Exactly repeat the material, dropping only the pictures.

:::

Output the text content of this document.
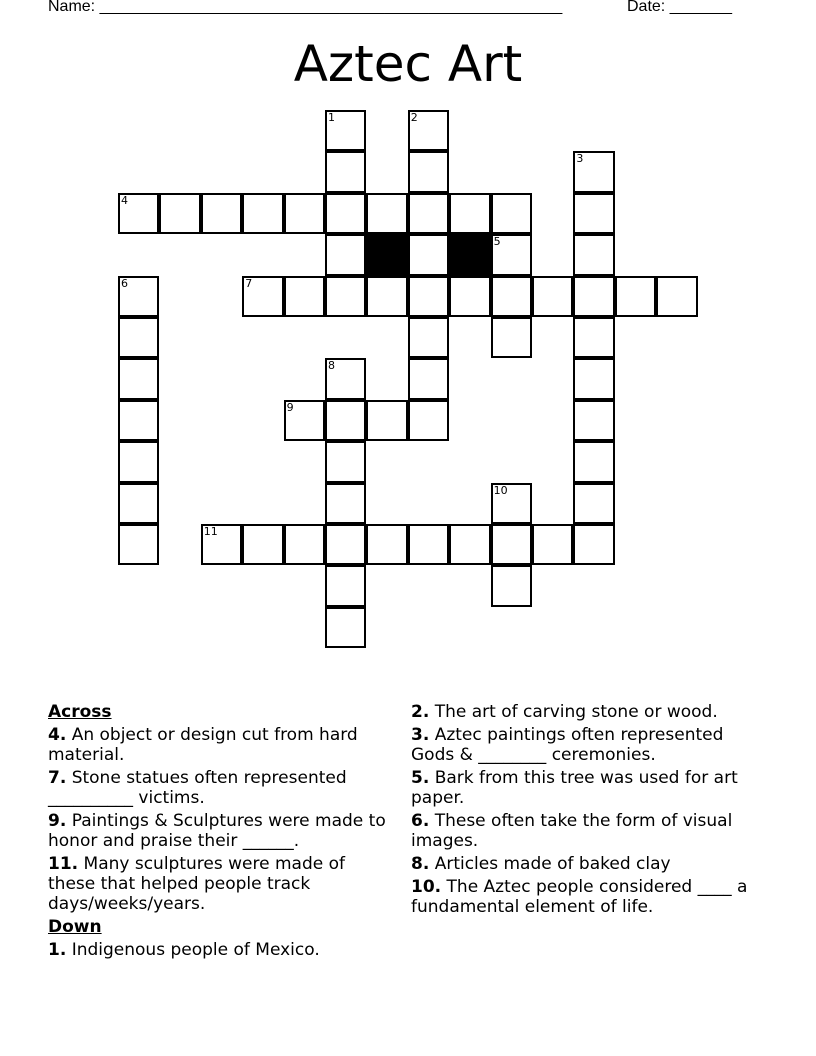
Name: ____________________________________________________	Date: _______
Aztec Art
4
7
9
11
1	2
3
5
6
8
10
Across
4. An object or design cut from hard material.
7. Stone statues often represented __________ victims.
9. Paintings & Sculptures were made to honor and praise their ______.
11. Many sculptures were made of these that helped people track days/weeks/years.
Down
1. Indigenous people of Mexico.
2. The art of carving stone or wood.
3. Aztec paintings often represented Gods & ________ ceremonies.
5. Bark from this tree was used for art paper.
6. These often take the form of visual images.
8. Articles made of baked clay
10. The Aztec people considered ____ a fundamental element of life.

:::

Complete output
Output the text content of this document.
Name: ____________________________________________________	Date: _______
Aztec Art
4
7
9
11
1	2
3
5
6
8
10
Across
4. An object or design cut from hard material.
7. Stone statues often represented __________ victims.
9. Paintings & Sculptures were made to honor and praise their ______.
11. Many sculptures were made of these that helped people track days/weeks/years.
Down
1. Indigenous people of Mexico.
2. The art of carving stone or wood.
3. Aztec paintings often represented Gods & ________ ceremonies.
5. Bark from this tree was used for art paper.
6. These often take the form of visual images.
8. Articles made of baked clay
10. The Aztec people considered ____ a fundamental element of life.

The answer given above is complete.